--- START ---

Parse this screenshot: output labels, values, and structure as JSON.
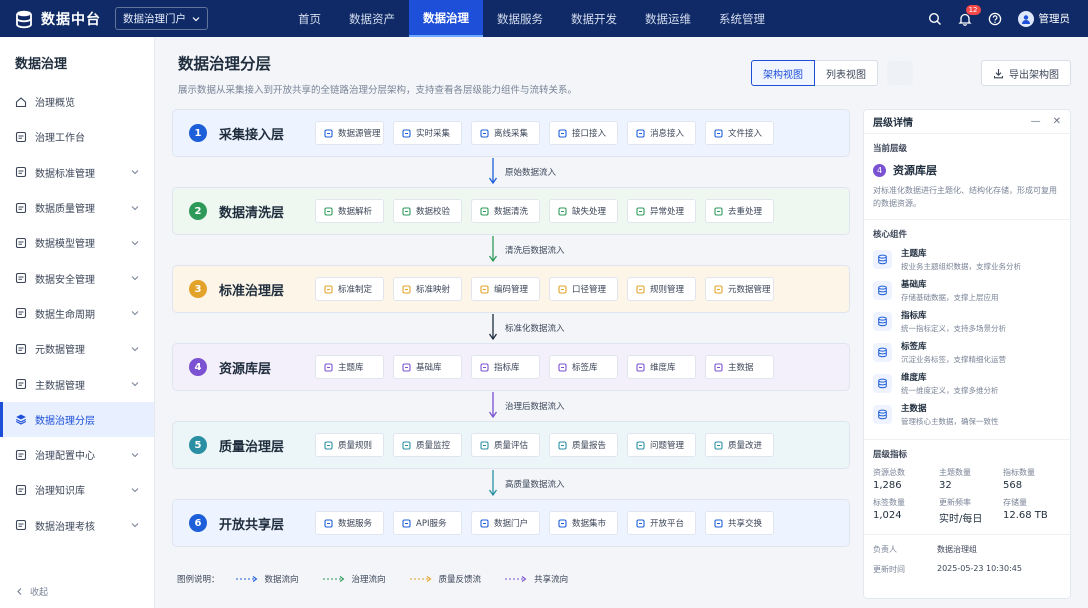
{
  "app": {
    "title": "数据中台",
    "portal": "数据治理门户"
  },
  "nav": [
    "首页",
    "数据资产",
    "数据治理",
    "数据服务",
    "数据开发",
    "数据运维",
    "系统管理"
  ],
  "nav_active": 2,
  "header": {
    "notif_count": "12",
    "user": "管理员"
  },
  "sidebar": {
    "title": "数据治理",
    "items": [
      {
        "label": "治理概览",
        "icon": "home-icon",
        "expand": false
      },
      {
        "label": "治理工作台",
        "icon": "workbench-icon",
        "expand": false
      },
      {
        "label": "数据标准管理",
        "icon": "standard-icon",
        "expand": true
      },
      {
        "label": "数据质量管理",
        "icon": "quality-icon",
        "expand": true
      },
      {
        "label": "数据模型管理",
        "icon": "model-icon",
        "expand": true
      },
      {
        "label": "数据安全管理",
        "icon": "security-icon",
        "expand": true
      },
      {
        "label": "数据生命周期",
        "icon": "lifecycle-icon",
        "expand": true
      },
      {
        "label": "元数据管理",
        "icon": "metadata-icon",
        "expand": true
      },
      {
        "label": "主数据管理",
        "icon": "masterdata-icon",
        "expand": true
      },
      {
        "label": "数据治理分层",
        "icon": "layers-icon",
        "expand": false
      },
      {
        "label": "治理配置中心",
        "icon": "config-icon",
        "expand": true
      },
      {
        "label": "治理知识库",
        "icon": "knowledge-icon",
        "expand": true
      },
      {
        "label": "数据治理考核",
        "icon": "assessment-icon",
        "expand": true
      }
    ],
    "active": 9,
    "collapse": "收起"
  },
  "page": {
    "title": "数据治理分层",
    "desc": "展示数据从采集接入到开放共享的全链路治理分层架构，支持查看各层级能力组件与流转关系。",
    "view_arch": "架构视图",
    "view_list": "列表视图",
    "export": "导出架构图"
  },
  "layers": [
    {
      "num": "1",
      "name": "采集接入层",
      "color": "#1d5fd8",
      "bg": "#eef4ff",
      "items": [
        "数据源管理",
        "实时采集",
        "离线采集",
        "接口接入",
        "消息接入",
        "文件接入"
      ]
    },
    {
      "num": "2",
      "name": "数据清洗层",
      "color": "#2e9a5a",
      "bg": "#eef8f1",
      "items": [
        "数据解析",
        "数据校验",
        "数据清洗",
        "缺失处理",
        "异常处理",
        "去重处理"
      ]
    },
    {
      "num": "3",
      "name": "标准治理层",
      "color": "#e3a32a",
      "bg": "#fdf6e8",
      "items": [
        "标准制定",
        "标准映射",
        "编码管理",
        "口径管理",
        "规则管理",
        "元数据管理"
      ]
    },
    {
      "num": "4",
      "name": "资源库层",
      "color": "#7b52d1",
      "bg": "#f3effb",
      "items": [
        "主题库",
        "基础库",
        "指标库",
        "标签库",
        "维度库",
        "主数据"
      ]
    },
    {
      "num": "5",
      "name": "质量治理层",
      "color": "#2b8fa4",
      "bg": "#ecf6f8",
      "items": [
        "质量规则",
        "质量监控",
        "质量评估",
        "质量报告",
        "问题管理",
        "质量改进"
      ]
    },
    {
      "num": "6",
      "name": "开放共享层",
      "color": "#1d5fd8",
      "bg": "#eef4ff",
      "items": [
        "数据服务",
        "API服务",
        "数据门户",
        "数据集市",
        "开放平台",
        "共享交换"
      ]
    }
  ],
  "flows": [
    {
      "label": "原始数据流入",
      "color": "#1d5fd8"
    },
    {
      "label": "清洗后数据流入",
      "color": "#2e9a5a"
    },
    {
      "label": "标准化数据流入",
      "color": "#1f2d3d"
    },
    {
      "label": "治理后数据流入",
      "color": "#7b52d1"
    },
    {
      "label": "高质量数据流入",
      "color": "#2b8fa4"
    }
  ],
  "legend": {
    "title": "图例说明：",
    "items": [
      {
        "label": "数据流向",
        "color": "#1d5fd8"
      },
      {
        "label": "治理流向",
        "color": "#2e9a5a"
      },
      {
        "label": "质量反馈流",
        "color": "#e3a32a"
      },
      {
        "label": "共享流向",
        "color": "#7b52d1"
      }
    ]
  },
  "panel": {
    "title": "层级详情",
    "current_title": "当前层级",
    "current_num": "4",
    "current_name": "资源库层",
    "current_desc": "对标准化数据进行主题化、结构化存储，形成可复用的数据资源。",
    "comp_title": "核心组件",
    "components": [
      {
        "name": "主题库",
        "desc": "按业务主题组织数据，支撑业务分析",
        "icon": "theme-db-icon"
      },
      {
        "name": "基础库",
        "desc": "存储基础数据，支撑上层应用",
        "icon": "base-db-icon"
      },
      {
        "name": "指标库",
        "desc": "统一指标定义，支持多场景分析",
        "icon": "metric-db-icon"
      },
      {
        "name": "标签库",
        "desc": "沉淀业务标签，支撑精细化运营",
        "icon": "tag-db-icon"
      },
      {
        "name": "维度库",
        "desc": "统一维度定义，支撑多维分析",
        "icon": "dimension-db-icon"
      },
      {
        "name": "主数据",
        "desc": "管理核心主数据，确保一致性",
        "icon": "master-db-icon"
      }
    ],
    "metrics_title": "层级指标",
    "metrics": [
      {
        "label": "资源总数",
        "value": "1,286"
      },
      {
        "label": "主题数量",
        "value": "32"
      },
      {
        "label": "指标数量",
        "value": "568"
      },
      {
        "label": "标签数量",
        "value": "1,024"
      },
      {
        "label": "更新频率",
        "value": "实时/每日"
      },
      {
        "label": "存储量",
        "value": "12.68 TB"
      }
    ],
    "owner_label": "负责人",
    "owner": "数据治理组",
    "updated_label": "更新时间",
    "updated": "2025-05-23 10:30:45"
  }
}
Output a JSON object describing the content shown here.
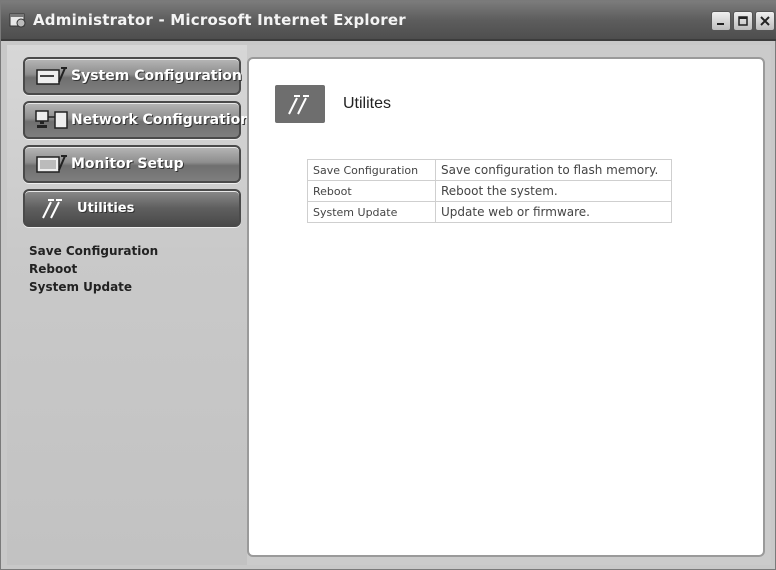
{
  "window": {
    "title": "Administrator - Microsoft Internet Explorer",
    "buttons": [
      "minimize-icon",
      "maximize-icon",
      "close-icon"
    ]
  },
  "sidebar": {
    "nav": [
      {
        "label": "System Configuration",
        "icon": "system-config-icon",
        "active": false
      },
      {
        "label": "Network Configuration",
        "icon": "network-config-icon",
        "active": false
      },
      {
        "label": "Monitor Setup",
        "icon": "monitor-setup-icon",
        "active": false
      },
      {
        "label": "Utilities",
        "icon": "utilities-icon",
        "active": true
      }
    ],
    "submenu": [
      "Save Configuration",
      "Reboot",
      "System Update"
    ]
  },
  "main": {
    "title": "Utilites",
    "icon": "utilities-icon",
    "table": [
      {
        "name": "Save Configuration",
        "description": "Save configuration to flash memory."
      },
      {
        "name": "Reboot",
        "description": "Reboot the system."
      },
      {
        "name": "System Update",
        "description": "Update web or firmware."
      }
    ]
  },
  "colors": {
    "titlebar": "#5d5d5d",
    "nav_button": "#8e8e8e",
    "content_bg": "#ffffff"
  }
}
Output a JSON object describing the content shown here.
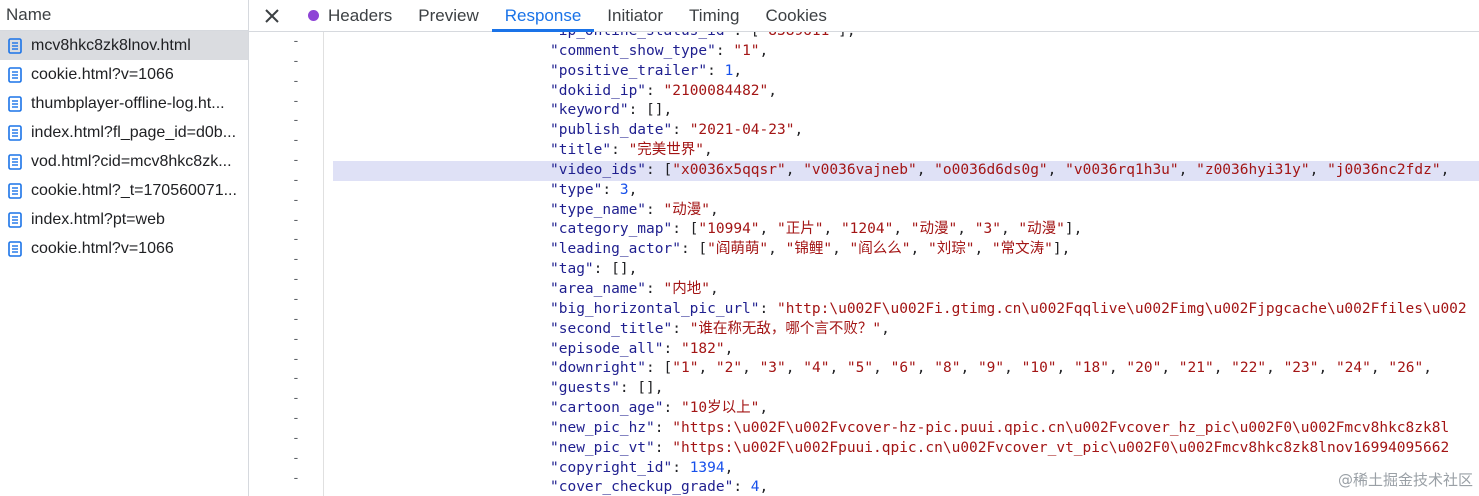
{
  "left_panel": {
    "header": "Name",
    "files": [
      {
        "name": "mcv8hkc8zk8lnov.html",
        "selected": true
      },
      {
        "name": "cookie.html?v=1066",
        "selected": false
      },
      {
        "name": "thumbplayer-offline-log.ht...",
        "selected": false
      },
      {
        "name": "index.html?fl_page_id=d0b...",
        "selected": false
      },
      {
        "name": "vod.html?cid=mcv8hkc8zk...",
        "selected": false
      },
      {
        "name": "cookie.html?_t=170560071...",
        "selected": false
      },
      {
        "name": "index.html?pt=web",
        "selected": false
      },
      {
        "name": "cookie.html?v=1066",
        "selected": false
      }
    ]
  },
  "tabs": {
    "close_icon": "close-icon",
    "items": [
      {
        "label": "Headers",
        "active": false,
        "dot": true
      },
      {
        "label": "Preview",
        "active": false
      },
      {
        "label": "Response",
        "active": true
      },
      {
        "label": "Initiator",
        "active": false
      },
      {
        "label": "Timing",
        "active": false
      },
      {
        "label": "Cookies",
        "active": false
      }
    ]
  },
  "colors": {
    "accent": "#1a73e8",
    "json_key": "#1f1f8f",
    "json_string": "#a31515",
    "json_number": "#1750eb",
    "highlight": "#dfe1f6"
  },
  "code": {
    "gutter_marker": "-",
    "highlighted_line": 7,
    "lines": [
      [
        [
          "k",
          "\"ip_online_status_id\""
        ],
        [
          "p",
          ": ["
        ],
        [
          "s",
          "\"8389611\""
        ],
        [
          "p",
          "],"
        ]
      ],
      [
        [
          "k",
          "\"comment_show_type\""
        ],
        [
          "p",
          ": "
        ],
        [
          "s",
          "\"1\""
        ],
        [
          "p",
          ","
        ]
      ],
      [
        [
          "k",
          "\"positive_trailer\""
        ],
        [
          "p",
          ": "
        ],
        [
          "n",
          "1"
        ],
        [
          "p",
          ","
        ]
      ],
      [
        [
          "k",
          "\"dokiid_ip\""
        ],
        [
          "p",
          ": "
        ],
        [
          "s",
          "\"2100084482\""
        ],
        [
          "p",
          ","
        ]
      ],
      [
        [
          "k",
          "\"keyword\""
        ],
        [
          "p",
          ": [],"
        ]
      ],
      [
        [
          "k",
          "\"publish_date\""
        ],
        [
          "p",
          ": "
        ],
        [
          "s",
          "\"2021-04-23\""
        ],
        [
          "p",
          ","
        ]
      ],
      [
        [
          "k",
          "\"title\""
        ],
        [
          "p",
          ": "
        ],
        [
          "s",
          "\"完美世界\""
        ],
        [
          "p",
          ","
        ]
      ],
      [
        [
          "k",
          "\"video_ids\""
        ],
        [
          "p",
          ": ["
        ],
        [
          "s",
          "\"x0036x5qqsr\""
        ],
        [
          "p",
          ", "
        ],
        [
          "s",
          "\"v0036vajneb\""
        ],
        [
          "p",
          ", "
        ],
        [
          "s",
          "\"o0036d6ds0g\""
        ],
        [
          "p",
          ", "
        ],
        [
          "s",
          "\"v0036rq1h3u\""
        ],
        [
          "p",
          ", "
        ],
        [
          "s",
          "\"z0036hyi31y\""
        ],
        [
          "p",
          ", "
        ],
        [
          "s",
          "\"j0036nc2fdz\""
        ],
        [
          "p",
          ","
        ]
      ],
      [
        [
          "k",
          "\"type\""
        ],
        [
          "p",
          ": "
        ],
        [
          "n",
          "3"
        ],
        [
          "p",
          ","
        ]
      ],
      [
        [
          "k",
          "\"type_name\""
        ],
        [
          "p",
          ": "
        ],
        [
          "s",
          "\"动漫\""
        ],
        [
          "p",
          ","
        ]
      ],
      [
        [
          "k",
          "\"category_map\""
        ],
        [
          "p",
          ": ["
        ],
        [
          "s",
          "\"10994\""
        ],
        [
          "p",
          ", "
        ],
        [
          "s",
          "\"正片\""
        ],
        [
          "p",
          ", "
        ],
        [
          "s",
          "\"1204\""
        ],
        [
          "p",
          ", "
        ],
        [
          "s",
          "\"动漫\""
        ],
        [
          "p",
          ", "
        ],
        [
          "s",
          "\"3\""
        ],
        [
          "p",
          ", "
        ],
        [
          "s",
          "\"动漫\""
        ],
        [
          "p",
          "],"
        ]
      ],
      [
        [
          "k",
          "\"leading_actor\""
        ],
        [
          "p",
          ": ["
        ],
        [
          "s",
          "\"阎萌萌\""
        ],
        [
          "p",
          ", "
        ],
        [
          "s",
          "\"锦鲤\""
        ],
        [
          "p",
          ", "
        ],
        [
          "s",
          "\"阎么么\""
        ],
        [
          "p",
          ", "
        ],
        [
          "s",
          "\"刘琮\""
        ],
        [
          "p",
          ", "
        ],
        [
          "s",
          "\"常文涛\""
        ],
        [
          "p",
          "],"
        ]
      ],
      [
        [
          "k",
          "\"tag\""
        ],
        [
          "p",
          ": [],"
        ]
      ],
      [
        [
          "k",
          "\"area_name\""
        ],
        [
          "p",
          ": "
        ],
        [
          "s",
          "\"内地\""
        ],
        [
          "p",
          ","
        ]
      ],
      [
        [
          "k",
          "\"big_horizontal_pic_url\""
        ],
        [
          "p",
          ": "
        ],
        [
          "s",
          "\"http:\\u002F\\u002Fi.gtimg.cn\\u002Fqqlive\\u002Fimg\\u002Fjpgcache\\u002Ffiles\\u002"
        ]
      ],
      [
        [
          "k",
          "\"second_title\""
        ],
        [
          "p",
          ": "
        ],
        [
          "s",
          "\"谁在称无敌，哪个言不败？\""
        ],
        [
          "p",
          ","
        ]
      ],
      [
        [
          "k",
          "\"episode_all\""
        ],
        [
          "p",
          ": "
        ],
        [
          "s",
          "\"182\""
        ],
        [
          "p",
          ","
        ]
      ],
      [
        [
          "k",
          "\"downright\""
        ],
        [
          "p",
          ": ["
        ],
        [
          "s",
          "\"1\""
        ],
        [
          "p",
          ", "
        ],
        [
          "s",
          "\"2\""
        ],
        [
          "p",
          ", "
        ],
        [
          "s",
          "\"3\""
        ],
        [
          "p",
          ", "
        ],
        [
          "s",
          "\"4\""
        ],
        [
          "p",
          ", "
        ],
        [
          "s",
          "\"5\""
        ],
        [
          "p",
          ", "
        ],
        [
          "s",
          "\"6\""
        ],
        [
          "p",
          ", "
        ],
        [
          "s",
          "\"8\""
        ],
        [
          "p",
          ", "
        ],
        [
          "s",
          "\"9\""
        ],
        [
          "p",
          ", "
        ],
        [
          "s",
          "\"10\""
        ],
        [
          "p",
          ", "
        ],
        [
          "s",
          "\"18\""
        ],
        [
          "p",
          ", "
        ],
        [
          "s",
          "\"20\""
        ],
        [
          "p",
          ", "
        ],
        [
          "s",
          "\"21\""
        ],
        [
          "p",
          ", "
        ],
        [
          "s",
          "\"22\""
        ],
        [
          "p",
          ", "
        ],
        [
          "s",
          "\"23\""
        ],
        [
          "p",
          ", "
        ],
        [
          "s",
          "\"24\""
        ],
        [
          "p",
          ", "
        ],
        [
          "s",
          "\"26\""
        ],
        [
          "p",
          ", "
        ]
      ],
      [
        [
          "k",
          "\"guests\""
        ],
        [
          "p",
          ": [],"
        ]
      ],
      [
        [
          "k",
          "\"cartoon_age\""
        ],
        [
          "p",
          ": "
        ],
        [
          "s",
          "\"10岁以上\""
        ],
        [
          "p",
          ","
        ]
      ],
      [
        [
          "k",
          "\"new_pic_hz\""
        ],
        [
          "p",
          ": "
        ],
        [
          "s",
          "\"https:\\u002F\\u002Fvcover-hz-pic.puui.qpic.cn\\u002Fvcover_hz_pic\\u002F0\\u002Fmcv8hkc8zk8l"
        ]
      ],
      [
        [
          "k",
          "\"new_pic_vt\""
        ],
        [
          "p",
          ": "
        ],
        [
          "s",
          "\"https:\\u002F\\u002Fpuui.qpic.cn\\u002Fvcover_vt_pic\\u002F0\\u002Fmcv8hkc8zk8lnov16994095662"
        ]
      ],
      [
        [
          "k",
          "\"copyright_id\""
        ],
        [
          "p",
          ": "
        ],
        [
          "n",
          "1394"
        ],
        [
          "p",
          ","
        ]
      ],
      [
        [
          "k",
          "\"cover_checkup_grade\""
        ],
        [
          "p",
          ": "
        ],
        [
          "n",
          "4"
        ],
        [
          "p",
          ","
        ]
      ]
    ]
  },
  "watermark": "@稀土掘金技术社区"
}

--- END ---

-- WORK REQUIRED --
Return each full line of the entries that contains the word "description".

-- SOLUTION BELOW --
        "description": "Save configuration to flash memory."
        "description": "Reboot the system."
        "description": "Update web or firmware."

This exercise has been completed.